(Records from a collection of figures)
┌──

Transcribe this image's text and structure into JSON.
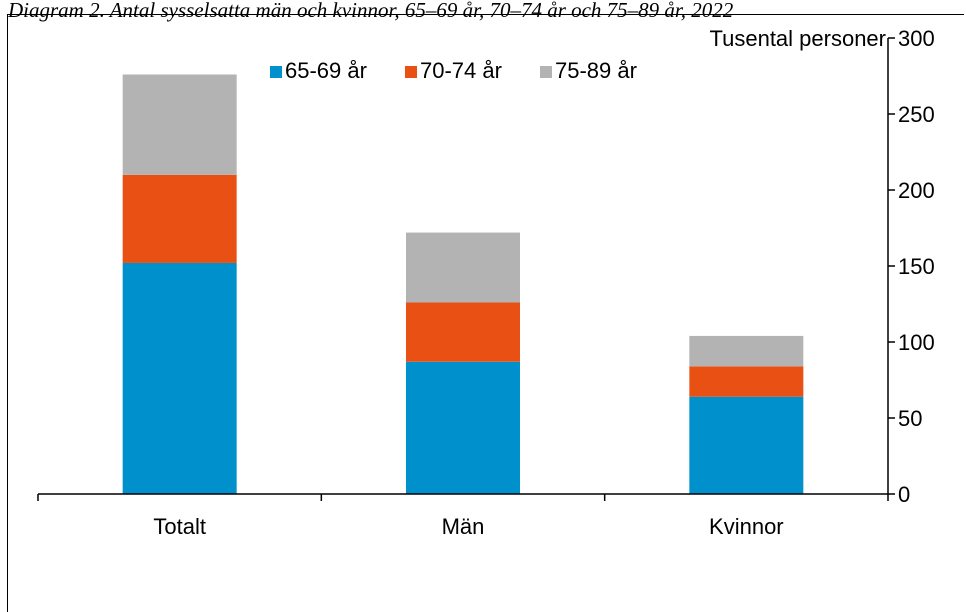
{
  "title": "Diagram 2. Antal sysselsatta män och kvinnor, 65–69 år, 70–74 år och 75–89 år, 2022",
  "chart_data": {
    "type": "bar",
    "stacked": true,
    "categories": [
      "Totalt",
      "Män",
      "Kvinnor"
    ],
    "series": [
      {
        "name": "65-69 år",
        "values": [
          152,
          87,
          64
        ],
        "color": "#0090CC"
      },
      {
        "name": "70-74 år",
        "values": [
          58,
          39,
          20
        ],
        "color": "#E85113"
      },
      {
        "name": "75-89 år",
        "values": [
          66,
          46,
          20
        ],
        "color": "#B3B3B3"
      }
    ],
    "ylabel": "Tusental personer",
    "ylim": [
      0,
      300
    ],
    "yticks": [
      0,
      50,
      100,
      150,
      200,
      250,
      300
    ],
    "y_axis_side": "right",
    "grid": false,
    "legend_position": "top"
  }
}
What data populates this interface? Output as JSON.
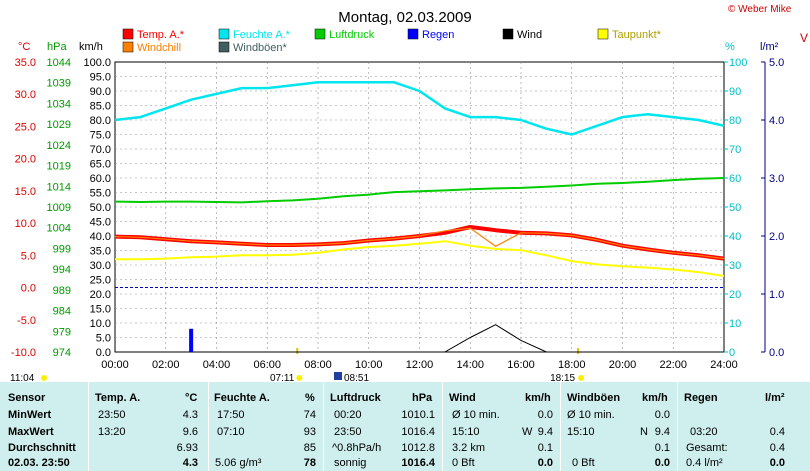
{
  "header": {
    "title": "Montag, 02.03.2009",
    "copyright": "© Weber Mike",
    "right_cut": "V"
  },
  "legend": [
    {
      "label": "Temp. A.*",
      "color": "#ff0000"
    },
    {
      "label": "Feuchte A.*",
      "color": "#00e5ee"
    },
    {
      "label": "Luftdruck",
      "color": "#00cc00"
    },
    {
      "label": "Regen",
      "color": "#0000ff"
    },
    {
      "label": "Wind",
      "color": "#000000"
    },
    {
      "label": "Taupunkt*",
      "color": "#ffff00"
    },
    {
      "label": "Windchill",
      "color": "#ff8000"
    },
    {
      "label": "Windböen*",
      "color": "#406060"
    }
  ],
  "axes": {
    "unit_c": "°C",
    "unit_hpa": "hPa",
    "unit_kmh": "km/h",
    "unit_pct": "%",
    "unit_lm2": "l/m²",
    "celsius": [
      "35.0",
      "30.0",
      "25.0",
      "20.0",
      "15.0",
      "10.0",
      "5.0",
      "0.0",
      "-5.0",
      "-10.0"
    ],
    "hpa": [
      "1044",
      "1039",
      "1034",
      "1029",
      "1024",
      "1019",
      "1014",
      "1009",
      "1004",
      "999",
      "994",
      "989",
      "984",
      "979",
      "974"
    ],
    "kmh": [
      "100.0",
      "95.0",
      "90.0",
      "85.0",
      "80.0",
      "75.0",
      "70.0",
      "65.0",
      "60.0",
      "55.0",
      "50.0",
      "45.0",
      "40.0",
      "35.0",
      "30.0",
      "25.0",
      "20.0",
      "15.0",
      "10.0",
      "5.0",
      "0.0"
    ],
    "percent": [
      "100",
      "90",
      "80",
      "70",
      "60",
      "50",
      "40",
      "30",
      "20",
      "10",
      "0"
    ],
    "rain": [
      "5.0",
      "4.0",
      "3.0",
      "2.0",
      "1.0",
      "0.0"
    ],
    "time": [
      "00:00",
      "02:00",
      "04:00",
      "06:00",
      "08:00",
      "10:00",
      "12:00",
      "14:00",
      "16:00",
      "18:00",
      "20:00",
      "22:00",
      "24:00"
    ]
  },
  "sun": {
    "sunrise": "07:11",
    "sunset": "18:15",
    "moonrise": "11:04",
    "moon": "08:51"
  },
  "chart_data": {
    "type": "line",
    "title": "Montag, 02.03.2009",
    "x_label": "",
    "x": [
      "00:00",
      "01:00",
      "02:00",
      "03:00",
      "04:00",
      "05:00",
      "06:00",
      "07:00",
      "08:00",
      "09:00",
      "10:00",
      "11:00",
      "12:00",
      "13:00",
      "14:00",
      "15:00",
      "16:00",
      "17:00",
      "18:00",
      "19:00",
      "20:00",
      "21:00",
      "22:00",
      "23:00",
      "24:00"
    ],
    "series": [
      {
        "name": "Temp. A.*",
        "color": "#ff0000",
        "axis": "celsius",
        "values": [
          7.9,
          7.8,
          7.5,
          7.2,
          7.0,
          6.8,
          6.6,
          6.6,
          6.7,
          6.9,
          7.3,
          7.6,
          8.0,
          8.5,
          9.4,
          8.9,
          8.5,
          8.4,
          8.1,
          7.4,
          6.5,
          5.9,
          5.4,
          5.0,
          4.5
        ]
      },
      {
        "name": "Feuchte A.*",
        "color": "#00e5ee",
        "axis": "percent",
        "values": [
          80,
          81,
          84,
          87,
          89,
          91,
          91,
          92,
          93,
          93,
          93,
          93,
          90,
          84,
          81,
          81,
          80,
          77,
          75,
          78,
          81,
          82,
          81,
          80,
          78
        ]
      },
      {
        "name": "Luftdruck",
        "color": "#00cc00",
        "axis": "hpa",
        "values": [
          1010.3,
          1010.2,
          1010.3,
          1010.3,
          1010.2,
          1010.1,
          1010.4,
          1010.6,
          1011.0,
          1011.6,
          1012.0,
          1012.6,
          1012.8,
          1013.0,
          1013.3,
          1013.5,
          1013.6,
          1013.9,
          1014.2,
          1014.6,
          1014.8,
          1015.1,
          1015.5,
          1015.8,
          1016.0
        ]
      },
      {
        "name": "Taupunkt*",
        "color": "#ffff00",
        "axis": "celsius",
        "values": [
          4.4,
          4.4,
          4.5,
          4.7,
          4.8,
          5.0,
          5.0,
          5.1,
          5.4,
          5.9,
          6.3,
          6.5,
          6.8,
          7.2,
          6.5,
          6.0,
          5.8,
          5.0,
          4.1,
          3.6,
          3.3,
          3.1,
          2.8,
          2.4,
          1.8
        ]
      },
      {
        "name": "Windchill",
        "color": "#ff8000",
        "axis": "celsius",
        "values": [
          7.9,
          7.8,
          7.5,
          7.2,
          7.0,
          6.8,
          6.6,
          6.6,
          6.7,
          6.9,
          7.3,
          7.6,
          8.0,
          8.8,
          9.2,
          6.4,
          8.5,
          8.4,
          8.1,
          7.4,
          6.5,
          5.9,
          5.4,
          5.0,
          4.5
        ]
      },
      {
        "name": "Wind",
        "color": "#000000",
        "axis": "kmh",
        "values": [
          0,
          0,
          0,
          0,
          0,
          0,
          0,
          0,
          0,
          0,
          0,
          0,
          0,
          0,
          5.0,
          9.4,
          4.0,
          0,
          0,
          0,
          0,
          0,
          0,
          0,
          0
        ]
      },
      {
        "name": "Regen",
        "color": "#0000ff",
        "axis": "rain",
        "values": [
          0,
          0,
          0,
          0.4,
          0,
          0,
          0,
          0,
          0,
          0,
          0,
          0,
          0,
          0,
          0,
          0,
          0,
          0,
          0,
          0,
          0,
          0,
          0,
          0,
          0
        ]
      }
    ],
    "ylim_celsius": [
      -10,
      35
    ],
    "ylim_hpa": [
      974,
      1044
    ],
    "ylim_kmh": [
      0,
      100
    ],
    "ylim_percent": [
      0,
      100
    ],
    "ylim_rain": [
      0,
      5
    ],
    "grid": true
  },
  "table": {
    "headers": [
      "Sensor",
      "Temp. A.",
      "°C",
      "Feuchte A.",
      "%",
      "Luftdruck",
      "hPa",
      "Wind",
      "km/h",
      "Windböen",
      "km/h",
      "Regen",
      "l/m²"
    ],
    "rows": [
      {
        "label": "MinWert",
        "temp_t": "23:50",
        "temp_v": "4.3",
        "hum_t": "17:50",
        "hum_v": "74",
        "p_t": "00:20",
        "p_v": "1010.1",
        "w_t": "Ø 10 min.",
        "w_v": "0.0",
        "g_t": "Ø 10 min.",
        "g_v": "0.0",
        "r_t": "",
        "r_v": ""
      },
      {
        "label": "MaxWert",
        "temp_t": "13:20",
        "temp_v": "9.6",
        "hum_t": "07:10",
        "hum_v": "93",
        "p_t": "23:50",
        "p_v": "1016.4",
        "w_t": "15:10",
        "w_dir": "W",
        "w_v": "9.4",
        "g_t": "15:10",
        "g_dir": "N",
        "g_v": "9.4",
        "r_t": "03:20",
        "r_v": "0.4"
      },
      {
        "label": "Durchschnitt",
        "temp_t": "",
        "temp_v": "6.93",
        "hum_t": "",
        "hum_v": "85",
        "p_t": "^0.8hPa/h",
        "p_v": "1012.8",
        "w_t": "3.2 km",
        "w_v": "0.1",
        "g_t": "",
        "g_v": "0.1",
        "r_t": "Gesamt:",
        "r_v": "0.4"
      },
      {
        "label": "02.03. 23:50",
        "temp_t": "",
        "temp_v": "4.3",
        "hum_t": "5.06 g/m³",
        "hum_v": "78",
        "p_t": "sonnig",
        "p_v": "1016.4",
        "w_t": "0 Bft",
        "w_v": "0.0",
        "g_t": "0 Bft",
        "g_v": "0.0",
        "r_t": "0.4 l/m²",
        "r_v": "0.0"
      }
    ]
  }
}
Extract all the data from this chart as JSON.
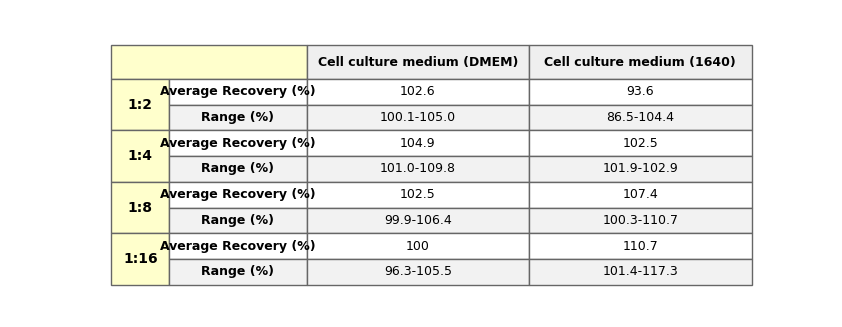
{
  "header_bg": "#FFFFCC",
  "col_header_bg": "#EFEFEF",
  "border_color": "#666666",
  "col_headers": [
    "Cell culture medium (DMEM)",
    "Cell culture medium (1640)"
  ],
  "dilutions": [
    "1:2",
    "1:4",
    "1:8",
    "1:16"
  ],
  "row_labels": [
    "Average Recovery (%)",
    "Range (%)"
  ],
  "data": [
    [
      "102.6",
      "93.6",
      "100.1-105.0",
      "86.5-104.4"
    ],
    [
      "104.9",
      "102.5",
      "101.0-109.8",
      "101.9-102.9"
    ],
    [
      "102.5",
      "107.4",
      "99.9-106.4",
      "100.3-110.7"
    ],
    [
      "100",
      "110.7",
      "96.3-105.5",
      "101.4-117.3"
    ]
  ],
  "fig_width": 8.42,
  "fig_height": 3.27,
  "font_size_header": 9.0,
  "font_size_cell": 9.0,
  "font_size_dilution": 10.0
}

└──

Extract word for word every line from the line that contains "Extract all the data from this chart as JSON." to the final line of the data, both included, and nothing else; skip the pictures.

Extract all the data from this chart as JSON.
{
  "header_bg": "#FFFFCC",
  "col_header_bg": "#EFEFEF",
  "border_color": "#666666",
  "col_headers": [
    "Cell culture medium (DMEM)",
    "Cell culture medium (1640)"
  ],
  "dilutions": [
    "1:2",
    "1:4",
    "1:8",
    "1:16"
  ],
  "row_labels": [
    "Average Recovery (%)",
    "Range (%)"
  ],
  "data": [
    [
      "102.6",
      "93.6",
      "100.1-105.0",
      "86.5-104.4"
    ],
    [
      "104.9",
      "102.5",
      "101.0-109.8",
      "101.9-102.9"
    ],
    [
      "102.5",
      "107.4",
      "99.9-106.4",
      "100.3-110.7"
    ],
    [
      "100",
      "110.7",
      "96.3-105.5",
      "101.4-117.3"
    ]
  ],
  "fig_width": 8.42,
  "fig_height": 3.27,
  "font_size_header": 9.0,
  "font_size_cell": 9.0,
  "font_size_dilution": 10.0
}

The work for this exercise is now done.